# Items
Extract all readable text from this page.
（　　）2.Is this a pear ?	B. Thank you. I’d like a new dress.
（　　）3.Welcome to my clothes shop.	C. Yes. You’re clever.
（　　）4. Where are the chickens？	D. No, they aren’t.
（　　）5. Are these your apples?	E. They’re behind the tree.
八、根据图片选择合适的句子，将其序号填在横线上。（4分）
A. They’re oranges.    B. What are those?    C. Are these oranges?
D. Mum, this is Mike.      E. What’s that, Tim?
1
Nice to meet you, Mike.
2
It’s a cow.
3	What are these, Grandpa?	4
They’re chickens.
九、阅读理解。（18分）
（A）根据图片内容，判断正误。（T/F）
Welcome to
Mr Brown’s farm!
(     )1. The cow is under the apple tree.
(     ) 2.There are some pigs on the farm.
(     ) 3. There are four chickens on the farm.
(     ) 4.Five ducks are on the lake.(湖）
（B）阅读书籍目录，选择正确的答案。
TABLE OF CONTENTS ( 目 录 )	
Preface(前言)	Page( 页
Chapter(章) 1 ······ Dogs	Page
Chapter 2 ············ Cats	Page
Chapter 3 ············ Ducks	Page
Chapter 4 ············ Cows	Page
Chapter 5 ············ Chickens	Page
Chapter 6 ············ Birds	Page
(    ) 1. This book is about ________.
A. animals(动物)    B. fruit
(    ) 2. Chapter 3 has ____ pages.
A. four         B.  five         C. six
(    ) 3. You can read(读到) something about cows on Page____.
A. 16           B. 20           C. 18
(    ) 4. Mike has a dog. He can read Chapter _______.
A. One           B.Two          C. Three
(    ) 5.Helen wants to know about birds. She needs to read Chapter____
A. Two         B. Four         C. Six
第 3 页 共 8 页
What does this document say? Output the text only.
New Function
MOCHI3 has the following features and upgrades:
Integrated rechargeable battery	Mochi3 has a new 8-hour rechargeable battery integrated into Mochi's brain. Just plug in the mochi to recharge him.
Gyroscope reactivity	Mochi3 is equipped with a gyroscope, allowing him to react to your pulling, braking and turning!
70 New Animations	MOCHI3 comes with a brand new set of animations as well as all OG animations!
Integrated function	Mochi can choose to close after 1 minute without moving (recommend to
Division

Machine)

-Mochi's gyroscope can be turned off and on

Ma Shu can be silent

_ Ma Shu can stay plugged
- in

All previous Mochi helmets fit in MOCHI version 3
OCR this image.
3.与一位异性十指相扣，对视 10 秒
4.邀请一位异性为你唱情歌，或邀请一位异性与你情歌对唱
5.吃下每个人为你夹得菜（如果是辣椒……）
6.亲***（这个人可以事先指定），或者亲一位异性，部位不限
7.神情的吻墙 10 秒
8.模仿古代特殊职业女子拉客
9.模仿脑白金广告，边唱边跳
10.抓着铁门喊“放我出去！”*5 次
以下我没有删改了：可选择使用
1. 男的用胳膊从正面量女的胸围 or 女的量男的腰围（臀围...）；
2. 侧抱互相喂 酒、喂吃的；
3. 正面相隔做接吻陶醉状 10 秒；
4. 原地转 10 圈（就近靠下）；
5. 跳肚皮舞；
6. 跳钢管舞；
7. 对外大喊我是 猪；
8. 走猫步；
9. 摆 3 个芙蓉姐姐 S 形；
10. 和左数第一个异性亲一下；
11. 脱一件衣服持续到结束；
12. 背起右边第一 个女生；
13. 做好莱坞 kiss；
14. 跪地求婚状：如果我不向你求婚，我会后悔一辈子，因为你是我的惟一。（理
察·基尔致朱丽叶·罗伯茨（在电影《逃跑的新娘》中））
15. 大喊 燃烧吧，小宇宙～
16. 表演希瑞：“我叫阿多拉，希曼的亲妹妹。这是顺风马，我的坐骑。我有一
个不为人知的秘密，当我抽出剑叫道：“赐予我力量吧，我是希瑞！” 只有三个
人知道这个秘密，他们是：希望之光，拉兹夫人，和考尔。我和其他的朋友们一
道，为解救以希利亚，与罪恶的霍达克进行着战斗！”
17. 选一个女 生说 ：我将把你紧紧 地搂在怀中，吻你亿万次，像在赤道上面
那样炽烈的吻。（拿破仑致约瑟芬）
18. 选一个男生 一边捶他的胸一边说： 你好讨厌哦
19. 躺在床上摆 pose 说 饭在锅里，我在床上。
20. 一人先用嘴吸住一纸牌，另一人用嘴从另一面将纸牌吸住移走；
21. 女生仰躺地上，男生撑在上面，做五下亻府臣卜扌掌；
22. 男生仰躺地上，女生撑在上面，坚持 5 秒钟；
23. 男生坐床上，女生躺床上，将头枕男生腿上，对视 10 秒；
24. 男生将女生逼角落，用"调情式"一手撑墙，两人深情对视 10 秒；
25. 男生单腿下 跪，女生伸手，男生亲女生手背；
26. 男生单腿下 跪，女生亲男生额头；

# What is needed
In the listing, find each line with the string "farm" and copy it.

# Task result
Mr Brown’s farm!
(     ) 2.There are some pigs on the farm.
(     ) 3. There are four chickens on the farm.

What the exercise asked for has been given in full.